= WORK INSTRUCTIONS =
From the entries below, extract every line that includes the word "даны".

= DATASET ENTRIES =

*-*-*

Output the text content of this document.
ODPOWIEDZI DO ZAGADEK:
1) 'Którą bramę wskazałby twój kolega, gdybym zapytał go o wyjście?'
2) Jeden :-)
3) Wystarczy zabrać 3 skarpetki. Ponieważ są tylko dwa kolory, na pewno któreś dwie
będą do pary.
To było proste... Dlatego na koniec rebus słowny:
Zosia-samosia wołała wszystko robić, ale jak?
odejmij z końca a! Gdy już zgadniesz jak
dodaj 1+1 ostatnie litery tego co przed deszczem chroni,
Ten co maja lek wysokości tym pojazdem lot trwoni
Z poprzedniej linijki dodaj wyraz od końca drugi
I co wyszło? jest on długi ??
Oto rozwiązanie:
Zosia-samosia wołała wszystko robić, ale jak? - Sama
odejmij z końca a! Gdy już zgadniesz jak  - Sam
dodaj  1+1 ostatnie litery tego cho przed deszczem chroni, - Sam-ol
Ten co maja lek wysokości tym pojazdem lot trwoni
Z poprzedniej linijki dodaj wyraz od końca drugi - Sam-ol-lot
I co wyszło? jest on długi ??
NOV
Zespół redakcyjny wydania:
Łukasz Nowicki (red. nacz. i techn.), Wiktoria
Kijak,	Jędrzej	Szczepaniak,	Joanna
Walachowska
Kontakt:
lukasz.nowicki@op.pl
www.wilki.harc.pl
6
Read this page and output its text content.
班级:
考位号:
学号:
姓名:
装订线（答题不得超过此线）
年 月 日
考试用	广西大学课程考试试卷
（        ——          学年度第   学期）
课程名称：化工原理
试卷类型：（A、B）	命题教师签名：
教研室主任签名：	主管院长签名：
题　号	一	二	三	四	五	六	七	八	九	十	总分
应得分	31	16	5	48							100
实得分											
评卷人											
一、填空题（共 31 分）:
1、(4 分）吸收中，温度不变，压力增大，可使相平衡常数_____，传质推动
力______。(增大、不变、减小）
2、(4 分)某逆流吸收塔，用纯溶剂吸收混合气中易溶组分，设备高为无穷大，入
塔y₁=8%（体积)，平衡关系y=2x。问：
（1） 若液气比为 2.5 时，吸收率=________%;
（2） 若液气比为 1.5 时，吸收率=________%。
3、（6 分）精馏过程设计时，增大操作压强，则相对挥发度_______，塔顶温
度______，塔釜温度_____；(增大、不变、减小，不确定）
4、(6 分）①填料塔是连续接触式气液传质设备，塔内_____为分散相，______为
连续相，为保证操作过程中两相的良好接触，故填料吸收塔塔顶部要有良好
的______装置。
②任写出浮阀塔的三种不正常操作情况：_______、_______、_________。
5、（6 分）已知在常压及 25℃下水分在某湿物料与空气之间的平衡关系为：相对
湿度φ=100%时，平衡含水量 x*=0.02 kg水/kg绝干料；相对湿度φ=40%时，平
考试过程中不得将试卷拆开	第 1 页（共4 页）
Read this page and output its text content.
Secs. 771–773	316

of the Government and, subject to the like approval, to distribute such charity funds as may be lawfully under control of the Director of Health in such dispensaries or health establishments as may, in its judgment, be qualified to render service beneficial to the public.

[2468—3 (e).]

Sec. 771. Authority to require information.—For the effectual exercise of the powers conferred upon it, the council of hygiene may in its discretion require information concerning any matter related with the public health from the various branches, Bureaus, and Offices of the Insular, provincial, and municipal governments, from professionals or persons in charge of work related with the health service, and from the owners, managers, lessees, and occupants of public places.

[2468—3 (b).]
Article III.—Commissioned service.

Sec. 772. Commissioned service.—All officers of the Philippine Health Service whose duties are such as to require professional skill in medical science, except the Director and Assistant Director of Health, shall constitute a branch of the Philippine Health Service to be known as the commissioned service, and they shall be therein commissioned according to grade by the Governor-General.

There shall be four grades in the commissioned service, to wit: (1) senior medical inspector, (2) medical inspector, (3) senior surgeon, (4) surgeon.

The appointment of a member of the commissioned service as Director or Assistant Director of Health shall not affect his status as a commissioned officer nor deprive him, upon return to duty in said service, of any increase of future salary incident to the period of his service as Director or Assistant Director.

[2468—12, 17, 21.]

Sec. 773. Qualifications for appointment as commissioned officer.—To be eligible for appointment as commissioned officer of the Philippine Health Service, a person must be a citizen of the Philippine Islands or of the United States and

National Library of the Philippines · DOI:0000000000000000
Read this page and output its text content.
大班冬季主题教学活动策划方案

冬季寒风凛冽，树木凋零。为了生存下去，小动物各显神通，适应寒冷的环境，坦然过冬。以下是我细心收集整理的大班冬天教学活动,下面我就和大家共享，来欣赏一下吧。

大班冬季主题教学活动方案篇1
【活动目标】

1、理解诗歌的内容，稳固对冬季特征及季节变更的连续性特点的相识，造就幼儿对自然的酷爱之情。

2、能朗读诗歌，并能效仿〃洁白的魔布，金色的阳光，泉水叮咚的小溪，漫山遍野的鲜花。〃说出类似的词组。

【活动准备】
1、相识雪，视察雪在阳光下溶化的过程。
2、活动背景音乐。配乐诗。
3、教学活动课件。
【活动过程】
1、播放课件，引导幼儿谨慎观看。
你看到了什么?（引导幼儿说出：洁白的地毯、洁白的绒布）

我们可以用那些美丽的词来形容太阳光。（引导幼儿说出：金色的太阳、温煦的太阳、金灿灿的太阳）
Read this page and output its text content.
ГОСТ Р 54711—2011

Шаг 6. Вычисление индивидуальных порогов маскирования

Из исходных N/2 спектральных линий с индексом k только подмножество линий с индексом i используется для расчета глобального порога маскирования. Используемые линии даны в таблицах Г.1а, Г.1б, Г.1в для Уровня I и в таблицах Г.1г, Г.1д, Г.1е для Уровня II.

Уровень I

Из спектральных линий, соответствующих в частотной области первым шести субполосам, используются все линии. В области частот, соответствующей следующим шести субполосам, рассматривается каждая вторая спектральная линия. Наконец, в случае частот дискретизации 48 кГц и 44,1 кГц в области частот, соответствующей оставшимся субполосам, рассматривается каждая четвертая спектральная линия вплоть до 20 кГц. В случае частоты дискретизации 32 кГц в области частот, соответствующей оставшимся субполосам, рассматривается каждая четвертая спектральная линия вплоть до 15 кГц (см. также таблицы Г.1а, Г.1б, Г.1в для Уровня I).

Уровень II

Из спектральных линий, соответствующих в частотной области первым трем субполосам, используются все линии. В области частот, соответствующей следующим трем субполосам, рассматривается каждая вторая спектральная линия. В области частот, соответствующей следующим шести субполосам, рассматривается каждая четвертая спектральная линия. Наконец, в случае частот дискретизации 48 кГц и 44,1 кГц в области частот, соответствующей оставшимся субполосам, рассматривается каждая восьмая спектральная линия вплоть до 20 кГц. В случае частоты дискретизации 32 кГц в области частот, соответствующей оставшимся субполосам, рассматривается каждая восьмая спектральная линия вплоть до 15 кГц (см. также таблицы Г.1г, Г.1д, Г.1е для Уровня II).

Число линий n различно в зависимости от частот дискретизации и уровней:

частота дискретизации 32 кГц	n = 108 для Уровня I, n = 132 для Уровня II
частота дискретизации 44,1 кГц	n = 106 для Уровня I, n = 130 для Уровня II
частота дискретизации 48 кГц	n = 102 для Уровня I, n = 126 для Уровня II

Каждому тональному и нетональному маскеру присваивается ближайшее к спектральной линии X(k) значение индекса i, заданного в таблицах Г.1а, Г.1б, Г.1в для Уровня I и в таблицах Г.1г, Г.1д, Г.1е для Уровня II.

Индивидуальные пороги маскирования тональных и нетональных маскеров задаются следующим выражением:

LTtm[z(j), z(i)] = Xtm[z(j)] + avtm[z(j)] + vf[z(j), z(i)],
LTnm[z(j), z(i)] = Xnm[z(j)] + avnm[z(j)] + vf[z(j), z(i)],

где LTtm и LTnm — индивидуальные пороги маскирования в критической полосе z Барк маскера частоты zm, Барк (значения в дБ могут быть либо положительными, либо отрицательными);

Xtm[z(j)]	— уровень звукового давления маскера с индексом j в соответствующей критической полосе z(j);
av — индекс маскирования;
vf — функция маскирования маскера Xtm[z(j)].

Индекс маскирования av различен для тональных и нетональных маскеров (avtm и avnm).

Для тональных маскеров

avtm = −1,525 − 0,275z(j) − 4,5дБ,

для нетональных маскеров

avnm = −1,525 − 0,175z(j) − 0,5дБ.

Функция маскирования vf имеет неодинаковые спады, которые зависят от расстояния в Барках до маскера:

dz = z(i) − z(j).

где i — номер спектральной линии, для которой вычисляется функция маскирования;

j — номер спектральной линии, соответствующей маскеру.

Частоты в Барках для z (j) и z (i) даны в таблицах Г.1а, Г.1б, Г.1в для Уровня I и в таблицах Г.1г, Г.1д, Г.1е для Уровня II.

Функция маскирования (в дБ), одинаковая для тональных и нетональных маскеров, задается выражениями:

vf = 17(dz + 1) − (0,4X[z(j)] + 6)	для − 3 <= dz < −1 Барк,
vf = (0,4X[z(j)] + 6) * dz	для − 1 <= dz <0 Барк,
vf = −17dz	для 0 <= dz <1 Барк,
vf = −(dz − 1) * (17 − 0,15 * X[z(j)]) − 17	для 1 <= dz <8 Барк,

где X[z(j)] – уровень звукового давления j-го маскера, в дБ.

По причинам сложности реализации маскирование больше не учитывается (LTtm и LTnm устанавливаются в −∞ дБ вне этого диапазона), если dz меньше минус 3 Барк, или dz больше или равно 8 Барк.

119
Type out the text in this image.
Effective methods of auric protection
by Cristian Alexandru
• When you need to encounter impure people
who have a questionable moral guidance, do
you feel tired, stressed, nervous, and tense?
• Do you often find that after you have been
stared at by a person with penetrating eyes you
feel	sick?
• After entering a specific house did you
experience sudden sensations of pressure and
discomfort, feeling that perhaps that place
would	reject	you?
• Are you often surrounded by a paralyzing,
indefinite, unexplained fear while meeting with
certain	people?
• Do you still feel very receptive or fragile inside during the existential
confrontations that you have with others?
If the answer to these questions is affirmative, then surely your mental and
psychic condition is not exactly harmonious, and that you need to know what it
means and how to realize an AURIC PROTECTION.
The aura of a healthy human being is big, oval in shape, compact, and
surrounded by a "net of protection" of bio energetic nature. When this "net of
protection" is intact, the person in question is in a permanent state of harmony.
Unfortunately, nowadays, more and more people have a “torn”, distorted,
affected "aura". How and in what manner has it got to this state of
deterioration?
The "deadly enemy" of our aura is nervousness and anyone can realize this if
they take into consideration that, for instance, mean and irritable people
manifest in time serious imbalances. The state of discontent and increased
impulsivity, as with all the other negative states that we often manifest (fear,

*-*-*

= COMPLETED EXERCISE =
Из исходных N/2 спектральных линий с индексом k только подмножество линий с индексом i используется для расчета глобального порога маскирования. Используемые линии даны в таблицах Г.1а, Г.1б, Г.1в для Уровня I и в таблицах Г.1г, Г.1д, Г.1е для Уровня II.
Частоты в Барках для z (j) и z (i) даны в таблицах Г.1а, Г.1б, Г.1в для Уровня I и в таблицах Г.1г, Г.1д, Г.1е для Уровня II.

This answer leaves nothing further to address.